— Begin —

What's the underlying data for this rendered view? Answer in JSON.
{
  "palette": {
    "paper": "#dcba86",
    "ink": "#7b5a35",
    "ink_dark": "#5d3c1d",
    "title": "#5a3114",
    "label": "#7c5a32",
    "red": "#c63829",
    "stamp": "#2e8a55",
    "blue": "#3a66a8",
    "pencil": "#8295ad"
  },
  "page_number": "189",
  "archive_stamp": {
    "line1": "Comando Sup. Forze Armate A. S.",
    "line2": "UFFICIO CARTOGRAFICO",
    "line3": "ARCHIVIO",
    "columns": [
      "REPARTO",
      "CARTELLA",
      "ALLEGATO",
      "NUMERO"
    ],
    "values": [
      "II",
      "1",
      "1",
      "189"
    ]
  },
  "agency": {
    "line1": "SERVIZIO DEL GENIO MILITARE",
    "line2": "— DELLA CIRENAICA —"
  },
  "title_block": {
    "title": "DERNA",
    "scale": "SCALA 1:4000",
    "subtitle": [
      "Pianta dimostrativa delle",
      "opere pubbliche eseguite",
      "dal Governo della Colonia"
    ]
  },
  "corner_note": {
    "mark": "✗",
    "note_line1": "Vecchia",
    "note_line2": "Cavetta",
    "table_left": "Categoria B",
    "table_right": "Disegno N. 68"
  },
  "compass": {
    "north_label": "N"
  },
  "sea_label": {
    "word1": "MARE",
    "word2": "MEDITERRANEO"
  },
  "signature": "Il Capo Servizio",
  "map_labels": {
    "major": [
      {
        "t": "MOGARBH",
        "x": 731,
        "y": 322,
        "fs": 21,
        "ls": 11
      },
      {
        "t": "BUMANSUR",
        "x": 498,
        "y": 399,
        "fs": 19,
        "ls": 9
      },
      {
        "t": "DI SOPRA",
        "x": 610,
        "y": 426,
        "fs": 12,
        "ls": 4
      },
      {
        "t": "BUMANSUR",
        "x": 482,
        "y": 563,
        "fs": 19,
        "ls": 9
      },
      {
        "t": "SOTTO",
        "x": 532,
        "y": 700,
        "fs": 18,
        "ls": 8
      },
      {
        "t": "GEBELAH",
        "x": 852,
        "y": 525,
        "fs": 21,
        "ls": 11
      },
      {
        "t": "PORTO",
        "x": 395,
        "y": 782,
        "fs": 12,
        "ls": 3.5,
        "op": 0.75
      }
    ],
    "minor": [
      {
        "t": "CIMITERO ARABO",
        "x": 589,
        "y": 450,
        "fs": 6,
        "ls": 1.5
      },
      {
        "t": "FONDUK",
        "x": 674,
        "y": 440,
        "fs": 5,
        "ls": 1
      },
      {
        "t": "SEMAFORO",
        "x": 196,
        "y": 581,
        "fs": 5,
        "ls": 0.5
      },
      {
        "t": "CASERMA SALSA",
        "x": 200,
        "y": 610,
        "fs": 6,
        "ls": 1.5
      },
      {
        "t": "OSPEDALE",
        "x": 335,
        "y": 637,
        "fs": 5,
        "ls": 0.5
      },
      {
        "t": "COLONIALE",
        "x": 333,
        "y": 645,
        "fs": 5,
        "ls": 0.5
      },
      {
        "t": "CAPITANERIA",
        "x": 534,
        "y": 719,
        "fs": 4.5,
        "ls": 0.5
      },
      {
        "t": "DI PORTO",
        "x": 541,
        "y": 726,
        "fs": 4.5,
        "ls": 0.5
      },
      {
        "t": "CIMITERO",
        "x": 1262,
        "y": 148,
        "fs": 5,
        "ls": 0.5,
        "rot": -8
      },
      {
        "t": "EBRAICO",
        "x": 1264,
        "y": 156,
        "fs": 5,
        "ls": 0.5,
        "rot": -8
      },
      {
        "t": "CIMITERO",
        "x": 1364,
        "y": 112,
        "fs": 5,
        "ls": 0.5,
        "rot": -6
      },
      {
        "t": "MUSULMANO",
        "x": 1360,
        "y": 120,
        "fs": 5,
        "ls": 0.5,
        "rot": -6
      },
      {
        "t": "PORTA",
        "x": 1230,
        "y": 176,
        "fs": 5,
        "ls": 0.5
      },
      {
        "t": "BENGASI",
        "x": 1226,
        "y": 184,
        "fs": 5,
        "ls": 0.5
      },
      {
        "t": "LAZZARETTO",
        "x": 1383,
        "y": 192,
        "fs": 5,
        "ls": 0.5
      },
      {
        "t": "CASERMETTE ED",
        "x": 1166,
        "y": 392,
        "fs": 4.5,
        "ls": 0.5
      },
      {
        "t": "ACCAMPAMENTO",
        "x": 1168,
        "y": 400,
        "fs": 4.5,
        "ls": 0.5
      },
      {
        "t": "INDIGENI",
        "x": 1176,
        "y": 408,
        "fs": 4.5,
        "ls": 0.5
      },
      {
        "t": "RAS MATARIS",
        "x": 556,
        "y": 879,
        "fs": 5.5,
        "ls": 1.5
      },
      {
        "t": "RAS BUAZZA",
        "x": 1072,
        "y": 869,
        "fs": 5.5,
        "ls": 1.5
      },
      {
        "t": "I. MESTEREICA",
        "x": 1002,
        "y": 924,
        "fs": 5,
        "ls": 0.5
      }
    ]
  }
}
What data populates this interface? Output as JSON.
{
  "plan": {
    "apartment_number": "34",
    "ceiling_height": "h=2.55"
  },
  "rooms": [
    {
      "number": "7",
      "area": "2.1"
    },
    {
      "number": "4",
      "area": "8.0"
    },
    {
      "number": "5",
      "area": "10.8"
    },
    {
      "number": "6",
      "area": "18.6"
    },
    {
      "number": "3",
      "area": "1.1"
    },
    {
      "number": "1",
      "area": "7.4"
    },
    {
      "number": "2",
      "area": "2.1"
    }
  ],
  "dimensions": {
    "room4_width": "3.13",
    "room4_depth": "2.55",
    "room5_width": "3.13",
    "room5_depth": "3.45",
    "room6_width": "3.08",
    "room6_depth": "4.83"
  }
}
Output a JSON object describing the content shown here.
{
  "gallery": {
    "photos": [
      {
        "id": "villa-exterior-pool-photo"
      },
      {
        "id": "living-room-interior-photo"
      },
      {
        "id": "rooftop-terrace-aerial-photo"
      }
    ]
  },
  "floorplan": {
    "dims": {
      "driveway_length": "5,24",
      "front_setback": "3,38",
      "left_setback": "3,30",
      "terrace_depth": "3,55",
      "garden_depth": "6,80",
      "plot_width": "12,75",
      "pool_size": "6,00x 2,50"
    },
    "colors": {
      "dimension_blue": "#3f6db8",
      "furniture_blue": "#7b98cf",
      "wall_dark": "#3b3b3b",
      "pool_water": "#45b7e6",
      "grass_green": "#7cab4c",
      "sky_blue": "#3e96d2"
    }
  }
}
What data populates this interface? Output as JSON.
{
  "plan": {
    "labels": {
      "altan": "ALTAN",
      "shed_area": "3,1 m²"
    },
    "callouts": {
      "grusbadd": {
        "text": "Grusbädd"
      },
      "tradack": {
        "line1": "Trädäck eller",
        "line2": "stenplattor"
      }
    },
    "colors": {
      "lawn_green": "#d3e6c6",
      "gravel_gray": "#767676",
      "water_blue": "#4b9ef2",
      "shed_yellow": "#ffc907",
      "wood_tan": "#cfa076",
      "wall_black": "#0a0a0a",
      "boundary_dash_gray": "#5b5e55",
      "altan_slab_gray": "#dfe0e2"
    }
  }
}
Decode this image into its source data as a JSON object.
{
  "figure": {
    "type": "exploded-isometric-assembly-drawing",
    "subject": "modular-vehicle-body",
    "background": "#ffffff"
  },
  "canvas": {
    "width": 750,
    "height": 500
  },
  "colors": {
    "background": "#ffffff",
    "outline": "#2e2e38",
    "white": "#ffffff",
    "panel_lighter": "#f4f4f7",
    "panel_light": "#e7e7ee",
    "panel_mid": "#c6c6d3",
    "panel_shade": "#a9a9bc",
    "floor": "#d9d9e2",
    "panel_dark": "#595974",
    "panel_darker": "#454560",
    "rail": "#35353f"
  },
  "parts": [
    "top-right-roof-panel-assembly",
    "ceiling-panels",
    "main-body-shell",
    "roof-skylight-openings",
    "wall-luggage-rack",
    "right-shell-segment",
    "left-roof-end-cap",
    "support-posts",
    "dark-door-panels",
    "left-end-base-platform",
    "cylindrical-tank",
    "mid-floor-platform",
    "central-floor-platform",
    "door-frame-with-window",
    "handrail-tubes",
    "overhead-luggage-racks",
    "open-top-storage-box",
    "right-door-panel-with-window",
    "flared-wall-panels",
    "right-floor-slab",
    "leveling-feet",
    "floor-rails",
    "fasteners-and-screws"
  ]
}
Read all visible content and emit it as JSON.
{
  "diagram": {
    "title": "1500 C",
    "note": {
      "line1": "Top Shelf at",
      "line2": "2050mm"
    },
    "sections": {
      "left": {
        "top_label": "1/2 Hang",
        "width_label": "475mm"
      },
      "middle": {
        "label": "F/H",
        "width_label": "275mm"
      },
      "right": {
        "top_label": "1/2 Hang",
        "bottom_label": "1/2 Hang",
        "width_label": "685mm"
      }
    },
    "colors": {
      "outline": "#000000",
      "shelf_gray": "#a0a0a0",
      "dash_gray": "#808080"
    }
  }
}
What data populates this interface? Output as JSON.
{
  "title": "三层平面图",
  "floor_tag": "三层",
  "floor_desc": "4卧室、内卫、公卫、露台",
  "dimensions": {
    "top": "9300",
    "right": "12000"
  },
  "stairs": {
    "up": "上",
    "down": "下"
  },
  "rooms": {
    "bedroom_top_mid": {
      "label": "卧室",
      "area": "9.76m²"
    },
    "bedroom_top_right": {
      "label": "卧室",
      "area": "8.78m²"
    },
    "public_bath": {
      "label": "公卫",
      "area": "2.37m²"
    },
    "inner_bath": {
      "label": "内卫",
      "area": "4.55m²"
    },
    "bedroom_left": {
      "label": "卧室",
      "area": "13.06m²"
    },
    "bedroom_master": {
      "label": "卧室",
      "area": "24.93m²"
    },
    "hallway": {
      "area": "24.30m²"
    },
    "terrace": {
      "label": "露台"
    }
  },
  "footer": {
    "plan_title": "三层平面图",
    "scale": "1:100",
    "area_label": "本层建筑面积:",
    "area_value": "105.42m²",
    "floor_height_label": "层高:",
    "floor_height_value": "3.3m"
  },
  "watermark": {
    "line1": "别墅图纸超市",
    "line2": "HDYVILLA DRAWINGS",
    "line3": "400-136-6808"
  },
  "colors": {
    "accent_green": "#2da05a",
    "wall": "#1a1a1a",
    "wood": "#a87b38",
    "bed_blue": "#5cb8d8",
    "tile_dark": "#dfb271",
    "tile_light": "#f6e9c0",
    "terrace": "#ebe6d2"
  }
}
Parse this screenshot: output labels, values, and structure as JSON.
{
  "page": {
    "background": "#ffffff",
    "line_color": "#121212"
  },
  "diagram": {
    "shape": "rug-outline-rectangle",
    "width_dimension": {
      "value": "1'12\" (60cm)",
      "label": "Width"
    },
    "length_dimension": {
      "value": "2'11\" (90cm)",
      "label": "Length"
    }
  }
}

— End —

■ THE REQUEST ■
Each line that contains the word "ffffff" counts toward the total; give only that total.

■ REPLY ■
4